* **TASK DESCRIPTION**:
Gather from the material every line that contains the string "Работа".
%%
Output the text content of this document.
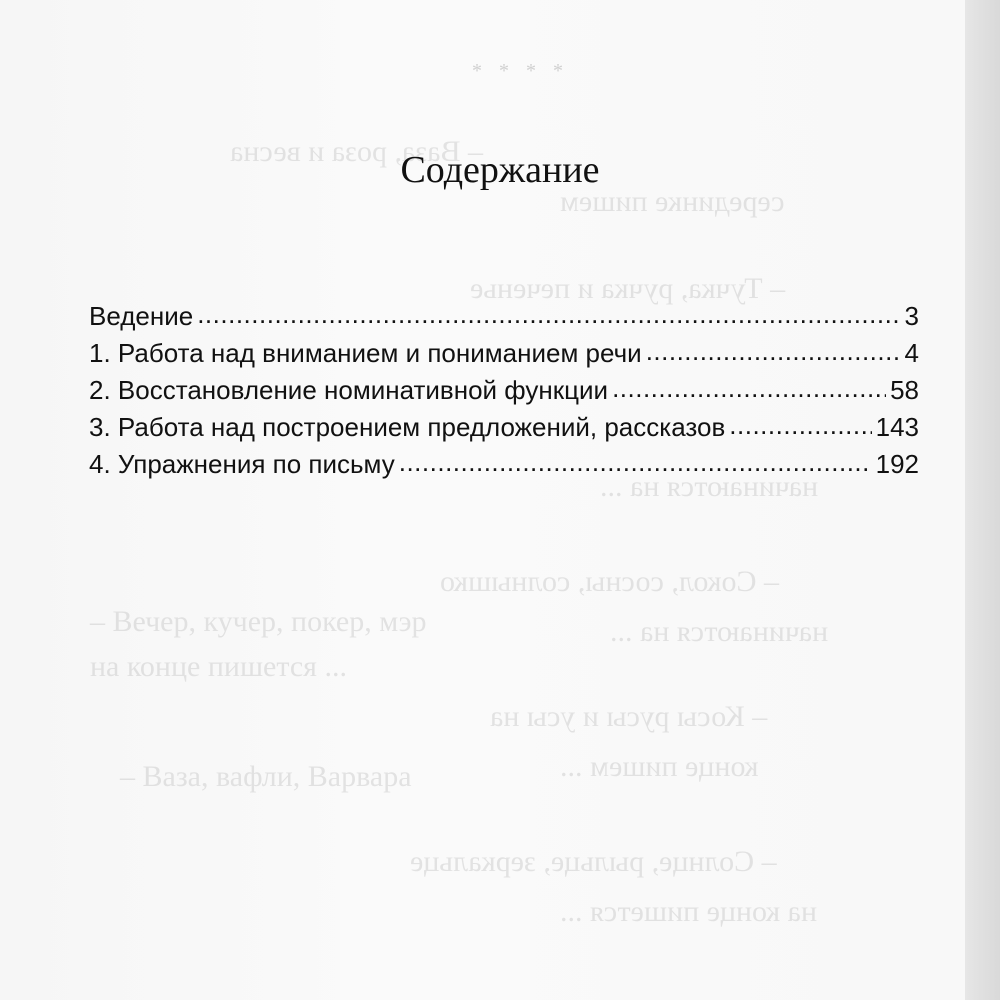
* * * *
– Ваза, роза и весна
серединке пишем
– Тучка, ручка и печенье
начинаются на ...
– Сокол, сосны, солнышко
начинаются на ...
– Косы русы и усы на
конце пишем ...
– Солнце, рыльце, зеркальце
на конце пишется ...
– Вечер, кучер, покер, мэр
на конце пишется ...
– Ваза, вафли, Варвара
Содержание
Ведение .....	3
1. Работа над вниманием и пониманием речи .....	4
2. Восстановление номинативной функции .....	58
3. Работа над построением предложений, рассказов .....	143
4. Упражнения по письму .....	192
%%
* **WRITTEN ANSWER**:
1. Работа над вниманием и пониманием речи .....	4
3. Работа над построением предложений, рассказов .....	143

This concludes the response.